> GOAL
Begin the copy at the line containing "What's the underlying" and end it at the final line of the material below, reproducing each line exactly, without images.

[Stored data entries]
(begin)
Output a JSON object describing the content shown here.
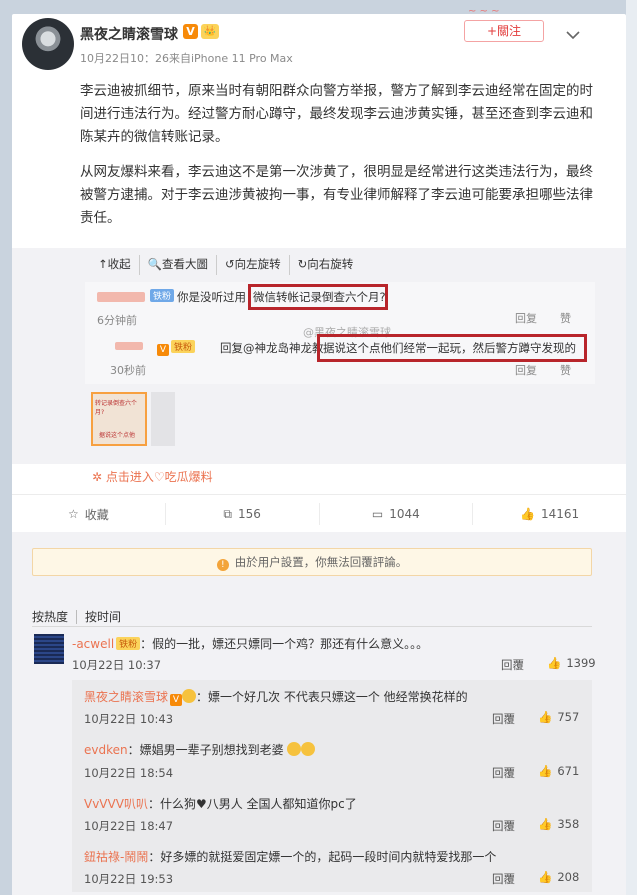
{
  "post": {
    "username": "黑夜之睛滚雪球",
    "vbadge": "V",
    "fanbadge": "👑",
    "meta": "10月22日10：26来自iPhone 11 Pro Max",
    "follow": "+關注",
    "paragraph1": "李云迪被抓细节，原来当时有朝阳群众向警方举报，警方了解到李云迪经常在固定的时间进行违法行为。经过警方耐心蹲守，最终发现李云迪涉黄实锤，甚至还查到李云迪和陈某卉的微信转账记录。",
    "paragraph2": "从网友爆料来看，李云迪这不是第一次涉黄了，很明显是经常进行这类违法行为，最终被警方逮捕。对于李云迪涉黄被拘一事，有专业律师解释了李云迪可能要承担哪些法律责任。"
  },
  "toolbar": {
    "collapse": "↑收起",
    "view_large": "查看大圖",
    "rotate_left": "向左旋转",
    "rotate_right": "向右旋转"
  },
  "image": {
    "line1_tag": "铁粉",
    "line1_text": "你是没听过用",
    "line1_boxed": "微信转帐记录倒查六个月?",
    "line1_time": "6分钟前",
    "line1_reply": "回复",
    "line1_like": "赞",
    "watermark": "@黑夜之睛滚雪球",
    "line2_text": "回复@神龙岛神龙教",
    "line2_boxed": "据说这个点他们经常一起玩，然后警方蹲守发现的",
    "line2_time": "30秒前",
    "line2_reply": "回复",
    "line2_like": "赞",
    "thumb_text1": "转记录倒查六个月?",
    "thumb_text2": "据说这个点他"
  },
  "entry": "点击进入♡吃瓜爆料",
  "actions": {
    "favorite": "收藏",
    "repost": "156",
    "comment": "1044",
    "like": "14161"
  },
  "notice": "由於用户設置，你無法回覆評論。",
  "sort": {
    "hot": "按热度",
    "time": "按时间"
  },
  "comments": [
    {
      "name": "-acwell",
      "badge": "铁粉",
      "text": "：假的一批，嫖还只嫖同一个鸡？那还有什么意义。。。",
      "time": "10月22日 10:37",
      "reply": "回覆",
      "likes": "1399"
    }
  ],
  "replies": [
    {
      "name": "黑夜之睛滚雪球",
      "text": "：嫖一个好几次  不代表只嫖这一个  他经常换花样的",
      "time": "10月22日 10:43",
      "reply": "回覆",
      "likes": "757"
    },
    {
      "name": "evdken",
      "text": "：嫖娼男一辈子别想找到老婆",
      "time": "10月22日 18:54",
      "reply": "回覆",
      "likes": "671"
    },
    {
      "name": "VvVVV叭叭",
      "text": "：什么狗♥八男人 全国人都知道你pc了",
      "time": "10月22日 18:47",
      "reply": "回覆",
      "likes": "358"
    },
    {
      "name": "鈕祜祿-鬧鬧",
      "text": "：好多嫖的就挺爱固定嫖一个的，起码一段时间内就特爱找那一个",
      "time": "10月22日 19:53",
      "reply": "回覆",
      "likes": "208"
    }
  ]
}
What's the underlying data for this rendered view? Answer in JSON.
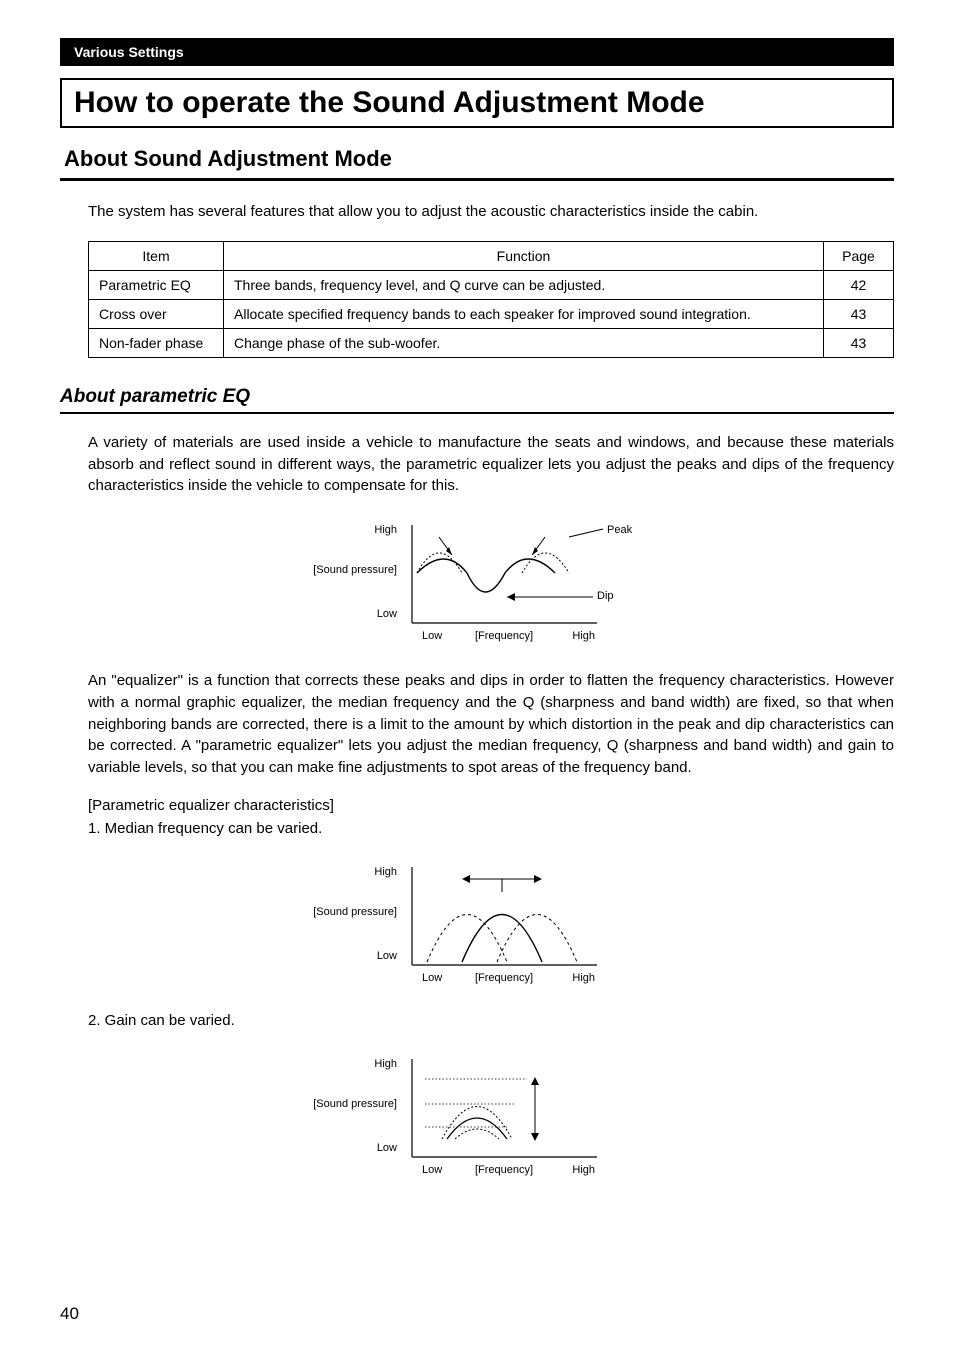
{
  "section_header": "Various Settings",
  "main_title": "How to operate the Sound Adjustment Mode",
  "sub_title": "About Sound Adjustment Mode",
  "intro_text": "The system has several features that allow you to adjust the acoustic characteristics inside the cabin.",
  "table_headers": {
    "item": "Item",
    "function": "Function",
    "page": "Page"
  },
  "table_rows": [
    {
      "item": "Parametric EQ",
      "function": "Three bands, frequency level, and Q curve can be adjusted.",
      "page": "42"
    },
    {
      "item": "Cross over",
      "function": "Allocate specified frequency bands to each speaker for improved sound integration.",
      "page": "43"
    },
    {
      "item": "Non-fader phase",
      "function": "Change phase of the sub-woofer.",
      "page": "43"
    }
  ],
  "peq_title": "About parametric EQ",
  "peq_para1": "A variety of materials are used inside a vehicle to manufacture the seats and windows, and because these materials absorb and reflect sound in different ways, the parametric equalizer lets you adjust the peaks and dips of the frequency characteristics inside the vehicle to compensate for this.",
  "diagram_labels": {
    "sound_pressure": "[Sound pressure]",
    "high": "High",
    "low": "Low",
    "frequency": "[Frequency]",
    "peak": "Peak",
    "dip": "Dip"
  },
  "peq_para2": "An \"equalizer\" is a function that corrects these peaks and dips in order to flatten the frequency characteristics. However with a normal graphic equalizer, the median frequency and the Q (sharpness and band width) are fixed, so that when neighboring bands are corrected, there is a limit to the amount by which distortion in the peak and dip characteristics can be corrected. A \"parametric equalizer\" lets you adjust the median frequency, Q (sharpness and band width) and gain to variable levels, so that you can make fine adjustments to spot areas of the frequency band.",
  "char_heading": "[Parametric equalizer characteristics]",
  "char_items": [
    "1. Median frequency can be varied.",
    "2. Gain can be varied."
  ],
  "page_number": "40"
}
(end)
> CORRECT RESULT
What's the underlying data for this rendered view? Answer in JSON.
{
  "section_header": "Various Settings",
  "main_title": "How to operate the Sound Adjustment Mode",
  "sub_title": "About Sound Adjustment Mode",
  "intro_text": "The system has several features that allow you to adjust the acoustic characteristics inside the cabin.",
  "table_headers": {
    "item": "Item",
    "function": "Function",
    "page": "Page"
  },
  "table_rows": [
    {
      "item": "Parametric EQ",
      "function": "Three bands, frequency level, and Q curve can be adjusted.",
      "page": "42"
    },
    {
      "item": "Cross over",
      "function": "Allocate specified frequency bands to each speaker for improved sound integration.",
      "page": "43"
    },
    {
      "item": "Non-fader phase",
      "function": "Change phase of the sub-woofer.",
      "page": "43"
    }
  ],
  "peq_title": "About parametric EQ",
  "peq_para1": "A variety of materials are used inside a vehicle to manufacture the seats and windows, and because these materials absorb and reflect sound in different ways, the parametric equalizer lets you adjust the peaks and dips of the frequency characteristics inside the vehicle to compensate for this.",
  "diagram_labels": {
    "sound_pressure": "[Sound pressure]",
    "high": "High",
    "low": "Low",
    "frequency": "[Frequency]",
    "peak": "Peak",
    "dip": "Dip"
  },
  "peq_para2": "An \"equalizer\" is a function that corrects these peaks and dips in order to flatten the frequency characteristics. However with a normal graphic equalizer, the median frequency and the Q (sharpness and band width) are fixed, so that when neighboring bands are corrected, there is a limit to the amount by which distortion in the peak and dip characteristics can be corrected. A \"parametric equalizer\" lets you adjust the median frequency, Q (sharpness and band width) and gain to variable levels, so that you can make fine adjustments to spot areas of the frequency band.",
  "char_heading": "[Parametric equalizer characteristics]",
  "char_items": [
    "1. Median frequency can be varied.",
    "2. Gain can be varied."
  ],
  "page_number": "40"
}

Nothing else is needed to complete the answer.